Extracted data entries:

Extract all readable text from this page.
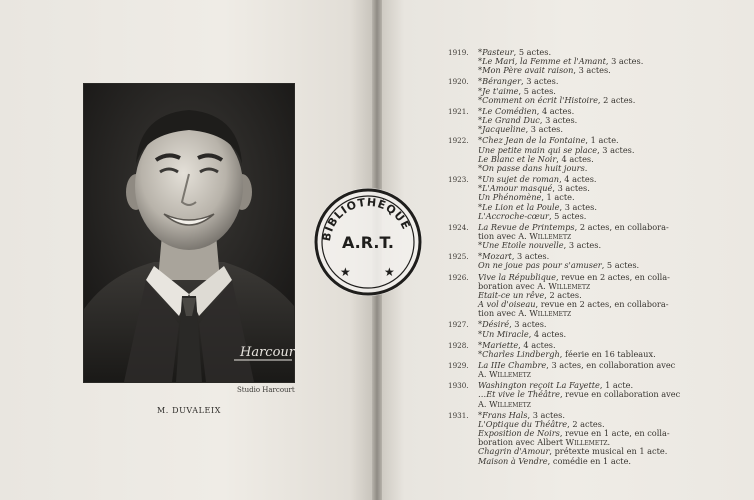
Harcourt
Studio Harcourt
M. DUVALEIX
BIBLIOTHÈQUE
A.R.T.
★	★
1919.	*Pasteur, 5 actes.
*Le Mari, la Femme et l'Amant, 3 actes.
*Mon Père avait raison, 3 actes.
1920.	*Béranger, 3 actes.
*Je t'aime, 5 actes.
*Comment on écrit l'Histoire, 2 actes.
1921.	*Le Comédien, 4 actes.
*Le Grand Duc, 3 actes.
*Jacqueline, 3 actes.
1922.	*Chez Jean de la Fontaine, 1 acte.
Une petite main qui se place, 3 actes.
Le Blanc et le Noir, 4 actes.
*On passe dans huit jours.
1923.	*Un sujet de roman, 4 actes.
*L'Amour masqué, 3 actes.
Un Phénomène, 1 acte.
*Le Lion et la Poule, 3 actes.
L'Accroche-cœur, 5 actes.
1924.	La Revue de Printemps, 2 actes, en collabora-
tion avec A. Willemetz
*Une Etoile nouvelle, 3 actes.
1925.	*Mozart, 3 actes.
On ne joue pas pour s'amuser, 5 actes.
1926.	Vive la République, revue en 2 actes, en colla-
boration avec A. Willemetz
Etait-ce un rêve, 2 actes.
A vol d'oiseau, revue en 2 actes, en collabora-
tion avec A. Willemetz
1927.	*Désiré, 3 actes.
*Un Miracle, 4 actes.
1928.	*Mariette, 4 actes.
*Charles Lindbergh, féerie en 16 tableaux.
1929.	La IIIe Chambre, 3 actes, en collaboration avec
A. Willemetz
1930.	Washington reçoit La Fayette, 1 acte.
…Et vive le Théâtre, revue en collaboration avec
A. Willemetz
1931.	*Frans Hals, 3 actes.
L'Optique du Théâtre, 2 actes.
Exposition de Noirs, revue en 1 acte, en colla-
boration avec Albert Willemetz.
Chagrin d'Amour, prétexte musical en 1 acte.
Maison à Vendre, comédie en 1 acte.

**What the exercise asks**
Repeat all the data as it stands, dropping any images it holds.

**Written response**
Extract all readable text from this page.
Harcourt
Studio Harcourt
M. DUVALEIX
BIBLIOTHÈQUE
A.R.T.
★	★
1919.	*Pasteur, 5 actes.
*Le Mari, la Femme et l'Amant, 3 actes.
*Mon Père avait raison, 3 actes.
1920.	*Béranger, 3 actes.
*Je t'aime, 5 actes.
*Comment on écrit l'Histoire, 2 actes.
1921.	*Le Comédien, 4 actes.
*Le Grand Duc, 3 actes.
*Jacqueline, 3 actes.
1922.	*Chez Jean de la Fontaine, 1 acte.
Une petite main qui se place, 3 actes.
Le Blanc et le Noir, 4 actes.
*On passe dans huit jours.
1923.	*Un sujet de roman, 4 actes.
*L'Amour masqué, 3 actes.
Un Phénomène, 1 acte.
*Le Lion et la Poule, 3 actes.
L'Accroche-cœur, 5 actes.
1924.	La Revue de Printemps, 2 actes, en collabora-
tion avec A. Willemetz
*Une Etoile nouvelle, 3 actes.
1925.	*Mozart, 3 actes.
On ne joue pas pour s'amuser, 5 actes.
1926.	Vive la République, revue en 2 actes, en colla-
boration avec A. Willemetz
Etait-ce un rêve, 2 actes.
A vol d'oiseau, revue en 2 actes, en collabora-
tion avec A. Willemetz
1927.	*Désiré, 3 actes.
*Un Miracle, 4 actes.
1928.	*Mariette, 4 actes.
*Charles Lindbergh, féerie en 16 tableaux.
1929.	La IIIe Chambre, 3 actes, en collaboration avec
A. Willemetz
1930.	Washington reçoit La Fayette, 1 acte.
…Et vive le Théâtre, revue en collaboration avec
A. Willemetz
1931.	*Frans Hals, 3 actes.
L'Optique du Théâtre, 2 actes.
Exposition de Noirs, revue en 1 acte, en colla-
boration avec Albert Willemetz.
Chagrin d'Amour, prétexte musical en 1 acte.
Maison à Vendre, comédie en 1 acte.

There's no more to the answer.